--- BEGIN MATERIALS PROVIDED ---

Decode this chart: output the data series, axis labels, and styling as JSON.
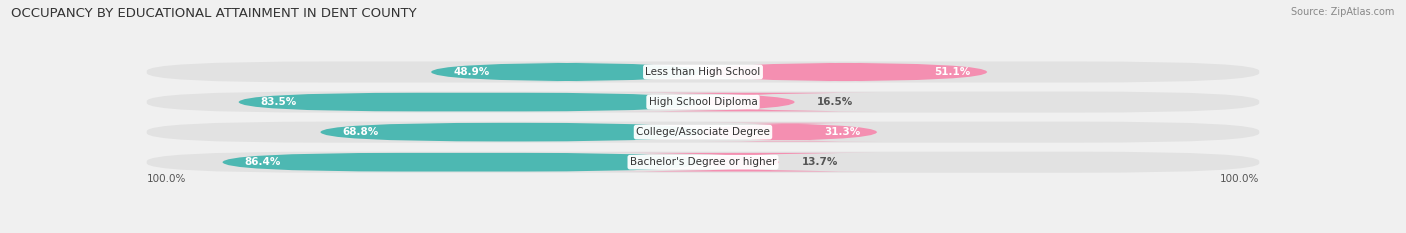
{
  "title": "OCCUPANCY BY EDUCATIONAL ATTAINMENT IN DENT COUNTY",
  "source": "Source: ZipAtlas.com",
  "categories": [
    "Less than High School",
    "High School Diploma",
    "College/Associate Degree",
    "Bachelor's Degree or higher"
  ],
  "owner_pct": [
    48.9,
    83.5,
    68.8,
    86.4
  ],
  "renter_pct": [
    51.1,
    16.5,
    31.3,
    13.7
  ],
  "owner_color": "#4db8b2",
  "renter_color": "#f48fb1",
  "bg_color": "#f0f0f0",
  "bar_bg_color": "#e2e2e2",
  "title_fontsize": 9.5,
  "source_fontsize": 7,
  "label_fontsize": 7.5,
  "pct_fontsize": 7.5,
  "axis_label_fontsize": 7.5,
  "legend_fontsize": 7.5,
  "x_left_label": "100.0%",
  "x_right_label": "100.0%"
}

--- END MATERIALS PROVIDED ---

TASK TO COMPLETE:
Report the number of lines in the entries above that include the string "Degree". Give nothing but the number.

SOLUTION TO THE EXERCISE:
2